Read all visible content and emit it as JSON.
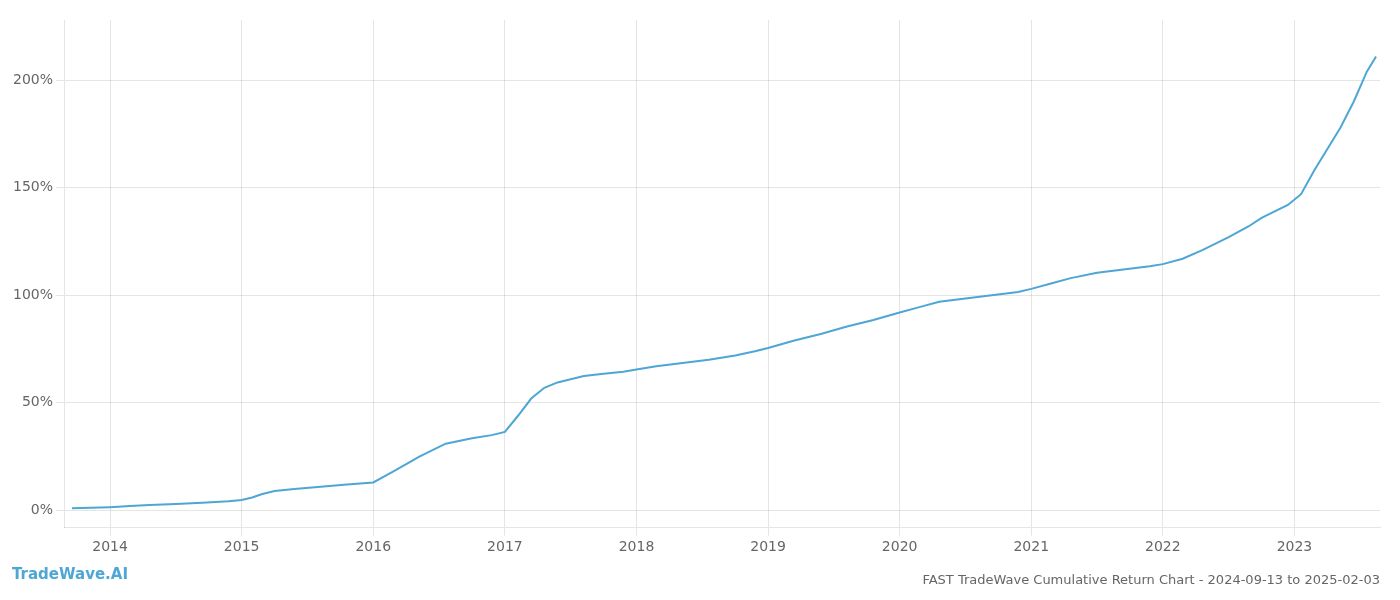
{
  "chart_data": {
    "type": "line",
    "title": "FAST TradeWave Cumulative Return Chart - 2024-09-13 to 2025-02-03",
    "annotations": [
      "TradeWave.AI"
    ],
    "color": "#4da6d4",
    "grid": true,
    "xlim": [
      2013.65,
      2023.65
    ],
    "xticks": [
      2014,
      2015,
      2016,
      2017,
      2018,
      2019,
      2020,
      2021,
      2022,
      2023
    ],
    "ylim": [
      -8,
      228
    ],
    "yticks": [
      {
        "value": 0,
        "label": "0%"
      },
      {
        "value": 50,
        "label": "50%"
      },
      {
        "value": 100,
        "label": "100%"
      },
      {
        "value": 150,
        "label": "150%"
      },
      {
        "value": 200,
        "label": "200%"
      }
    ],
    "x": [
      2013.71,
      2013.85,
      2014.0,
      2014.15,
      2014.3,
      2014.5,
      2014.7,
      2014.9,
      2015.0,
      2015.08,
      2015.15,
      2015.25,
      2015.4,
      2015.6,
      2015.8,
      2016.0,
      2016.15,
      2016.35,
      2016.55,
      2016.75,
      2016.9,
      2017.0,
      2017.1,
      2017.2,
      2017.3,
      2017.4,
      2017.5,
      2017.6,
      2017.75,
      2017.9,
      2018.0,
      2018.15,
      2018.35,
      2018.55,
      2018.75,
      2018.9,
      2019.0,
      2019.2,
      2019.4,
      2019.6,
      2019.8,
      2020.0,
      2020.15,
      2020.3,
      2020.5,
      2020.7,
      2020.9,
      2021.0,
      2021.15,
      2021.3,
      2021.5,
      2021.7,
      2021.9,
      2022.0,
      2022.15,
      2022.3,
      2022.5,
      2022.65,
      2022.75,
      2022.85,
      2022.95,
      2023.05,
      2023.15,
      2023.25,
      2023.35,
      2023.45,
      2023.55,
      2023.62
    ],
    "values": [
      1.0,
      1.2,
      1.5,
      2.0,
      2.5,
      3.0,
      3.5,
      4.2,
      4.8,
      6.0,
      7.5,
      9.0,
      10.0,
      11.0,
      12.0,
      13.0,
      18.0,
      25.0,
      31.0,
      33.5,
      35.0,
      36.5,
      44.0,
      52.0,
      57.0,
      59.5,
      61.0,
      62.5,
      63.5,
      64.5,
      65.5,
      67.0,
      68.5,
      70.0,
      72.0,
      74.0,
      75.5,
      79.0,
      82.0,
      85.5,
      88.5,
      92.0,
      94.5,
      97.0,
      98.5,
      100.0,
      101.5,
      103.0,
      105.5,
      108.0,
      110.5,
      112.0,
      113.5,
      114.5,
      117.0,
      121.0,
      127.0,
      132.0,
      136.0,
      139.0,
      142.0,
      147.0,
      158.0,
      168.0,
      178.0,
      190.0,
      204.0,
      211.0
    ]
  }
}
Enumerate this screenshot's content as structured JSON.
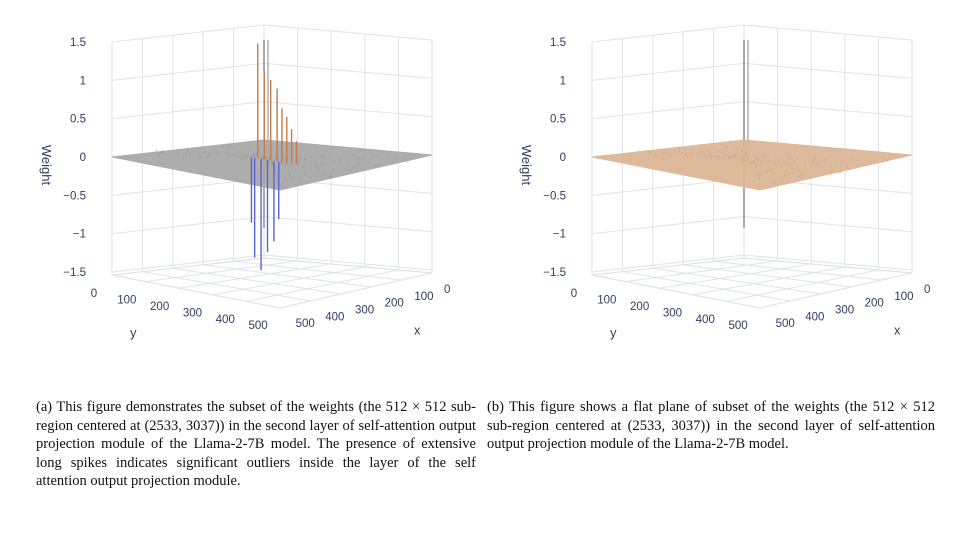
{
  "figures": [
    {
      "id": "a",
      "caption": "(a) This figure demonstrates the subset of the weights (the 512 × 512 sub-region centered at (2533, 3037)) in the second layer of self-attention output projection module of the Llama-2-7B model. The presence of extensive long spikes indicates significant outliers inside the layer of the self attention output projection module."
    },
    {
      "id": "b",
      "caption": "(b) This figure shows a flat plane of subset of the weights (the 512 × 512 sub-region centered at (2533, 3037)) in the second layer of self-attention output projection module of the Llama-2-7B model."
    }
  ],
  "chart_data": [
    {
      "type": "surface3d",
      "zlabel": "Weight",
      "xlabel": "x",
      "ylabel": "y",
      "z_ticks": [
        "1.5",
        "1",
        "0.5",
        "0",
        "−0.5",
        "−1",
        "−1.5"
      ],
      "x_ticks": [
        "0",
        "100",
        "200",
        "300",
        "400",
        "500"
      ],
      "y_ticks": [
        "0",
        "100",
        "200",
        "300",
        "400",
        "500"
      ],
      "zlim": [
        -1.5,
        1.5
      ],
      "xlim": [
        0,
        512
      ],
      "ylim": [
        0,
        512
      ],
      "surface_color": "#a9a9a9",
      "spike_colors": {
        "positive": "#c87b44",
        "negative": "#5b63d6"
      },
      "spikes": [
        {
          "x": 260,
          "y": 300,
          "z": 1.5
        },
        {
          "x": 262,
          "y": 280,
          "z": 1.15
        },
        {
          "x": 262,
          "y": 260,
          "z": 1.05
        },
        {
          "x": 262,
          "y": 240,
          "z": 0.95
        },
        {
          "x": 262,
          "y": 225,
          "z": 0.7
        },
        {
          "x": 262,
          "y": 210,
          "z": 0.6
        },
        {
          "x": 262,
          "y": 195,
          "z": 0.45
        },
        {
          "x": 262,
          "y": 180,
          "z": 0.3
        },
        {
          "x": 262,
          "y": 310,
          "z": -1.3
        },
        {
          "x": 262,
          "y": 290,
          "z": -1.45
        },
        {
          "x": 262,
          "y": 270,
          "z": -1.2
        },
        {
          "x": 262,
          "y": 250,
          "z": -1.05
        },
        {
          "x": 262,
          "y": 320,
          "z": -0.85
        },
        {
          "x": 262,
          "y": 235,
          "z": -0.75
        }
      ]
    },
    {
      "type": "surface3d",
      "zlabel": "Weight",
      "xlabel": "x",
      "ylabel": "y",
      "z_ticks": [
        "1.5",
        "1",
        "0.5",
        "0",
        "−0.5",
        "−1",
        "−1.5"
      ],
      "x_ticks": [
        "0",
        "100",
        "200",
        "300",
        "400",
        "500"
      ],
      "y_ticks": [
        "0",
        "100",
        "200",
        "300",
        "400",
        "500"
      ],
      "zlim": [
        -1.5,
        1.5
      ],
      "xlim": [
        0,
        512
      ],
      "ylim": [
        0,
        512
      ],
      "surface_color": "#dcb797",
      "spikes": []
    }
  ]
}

_____

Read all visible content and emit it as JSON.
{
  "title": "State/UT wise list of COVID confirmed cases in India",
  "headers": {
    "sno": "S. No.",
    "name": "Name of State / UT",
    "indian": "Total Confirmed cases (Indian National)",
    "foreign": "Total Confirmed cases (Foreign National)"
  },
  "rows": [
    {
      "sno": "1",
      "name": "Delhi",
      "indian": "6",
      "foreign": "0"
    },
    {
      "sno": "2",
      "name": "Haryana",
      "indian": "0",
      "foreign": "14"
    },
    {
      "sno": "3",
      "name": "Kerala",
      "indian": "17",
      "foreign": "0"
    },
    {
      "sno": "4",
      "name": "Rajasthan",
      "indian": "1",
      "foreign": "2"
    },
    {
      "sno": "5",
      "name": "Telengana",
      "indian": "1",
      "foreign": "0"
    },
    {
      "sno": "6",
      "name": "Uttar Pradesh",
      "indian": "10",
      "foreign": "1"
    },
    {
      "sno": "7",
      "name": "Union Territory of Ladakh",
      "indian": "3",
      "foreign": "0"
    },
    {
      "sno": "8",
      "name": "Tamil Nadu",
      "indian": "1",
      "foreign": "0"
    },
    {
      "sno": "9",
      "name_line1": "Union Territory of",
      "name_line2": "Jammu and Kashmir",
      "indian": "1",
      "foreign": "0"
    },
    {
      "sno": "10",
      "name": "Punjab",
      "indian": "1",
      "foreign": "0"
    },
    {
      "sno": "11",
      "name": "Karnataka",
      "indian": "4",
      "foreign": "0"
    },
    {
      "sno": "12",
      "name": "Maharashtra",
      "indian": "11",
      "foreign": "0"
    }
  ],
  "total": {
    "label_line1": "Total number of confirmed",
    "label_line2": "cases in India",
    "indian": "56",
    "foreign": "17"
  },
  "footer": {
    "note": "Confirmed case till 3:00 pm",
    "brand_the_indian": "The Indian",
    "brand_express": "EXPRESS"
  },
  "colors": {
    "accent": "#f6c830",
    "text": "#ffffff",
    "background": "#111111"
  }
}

_____

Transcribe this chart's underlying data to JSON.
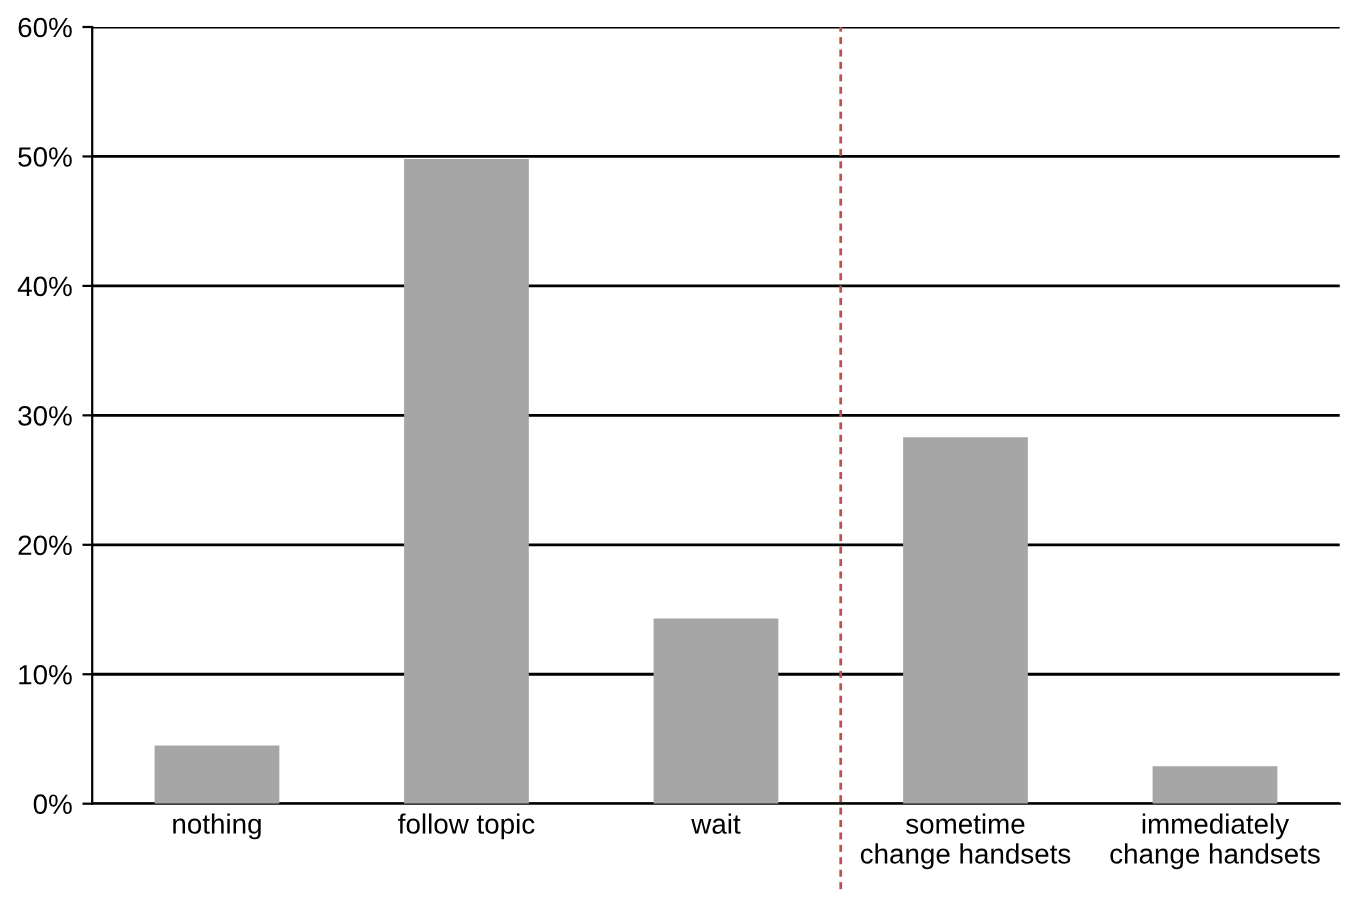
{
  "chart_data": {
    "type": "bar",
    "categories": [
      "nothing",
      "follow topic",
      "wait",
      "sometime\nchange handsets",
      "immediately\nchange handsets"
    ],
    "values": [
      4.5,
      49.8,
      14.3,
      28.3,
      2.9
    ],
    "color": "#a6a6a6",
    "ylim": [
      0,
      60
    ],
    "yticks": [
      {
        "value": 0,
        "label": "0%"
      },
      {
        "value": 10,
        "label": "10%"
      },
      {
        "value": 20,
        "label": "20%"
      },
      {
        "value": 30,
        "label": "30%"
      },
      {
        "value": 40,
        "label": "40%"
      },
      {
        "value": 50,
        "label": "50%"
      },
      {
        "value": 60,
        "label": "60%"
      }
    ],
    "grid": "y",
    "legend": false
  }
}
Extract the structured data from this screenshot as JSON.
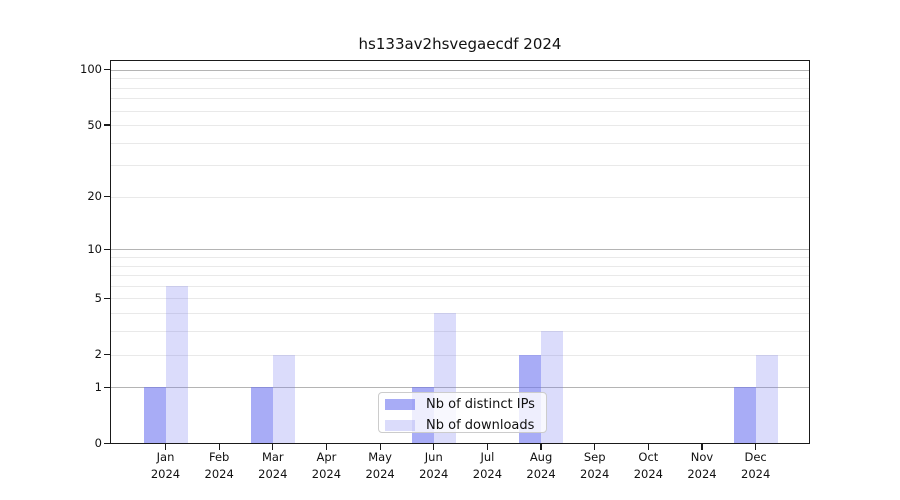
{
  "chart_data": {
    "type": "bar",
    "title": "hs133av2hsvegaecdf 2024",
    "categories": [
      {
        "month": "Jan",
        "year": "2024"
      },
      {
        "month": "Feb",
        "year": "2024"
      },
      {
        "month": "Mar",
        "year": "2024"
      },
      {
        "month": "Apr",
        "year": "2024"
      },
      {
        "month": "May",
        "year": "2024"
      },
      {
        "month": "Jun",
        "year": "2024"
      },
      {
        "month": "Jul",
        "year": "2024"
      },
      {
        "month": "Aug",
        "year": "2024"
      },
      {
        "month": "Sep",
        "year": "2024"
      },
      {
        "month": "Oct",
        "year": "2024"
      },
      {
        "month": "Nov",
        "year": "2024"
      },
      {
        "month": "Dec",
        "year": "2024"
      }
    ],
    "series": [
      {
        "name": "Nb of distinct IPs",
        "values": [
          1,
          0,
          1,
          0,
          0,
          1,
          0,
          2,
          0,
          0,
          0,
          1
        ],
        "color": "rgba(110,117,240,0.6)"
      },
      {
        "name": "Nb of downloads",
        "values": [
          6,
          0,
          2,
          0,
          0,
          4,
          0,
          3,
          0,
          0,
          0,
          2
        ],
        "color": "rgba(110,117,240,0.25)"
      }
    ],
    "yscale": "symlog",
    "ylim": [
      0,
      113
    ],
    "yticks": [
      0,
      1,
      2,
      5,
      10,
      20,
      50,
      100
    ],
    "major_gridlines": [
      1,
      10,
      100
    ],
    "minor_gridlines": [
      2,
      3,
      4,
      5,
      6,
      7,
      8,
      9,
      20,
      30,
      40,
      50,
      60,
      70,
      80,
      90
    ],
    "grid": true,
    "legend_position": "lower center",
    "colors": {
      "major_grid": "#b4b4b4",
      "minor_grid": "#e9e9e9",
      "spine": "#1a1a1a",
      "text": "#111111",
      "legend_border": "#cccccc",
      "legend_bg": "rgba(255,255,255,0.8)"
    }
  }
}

_____

● STATED PROBLEM
Among the lines of the data above, count those holding "title" and state only the number.

● SOLUTION TO THIS PROBLEM
3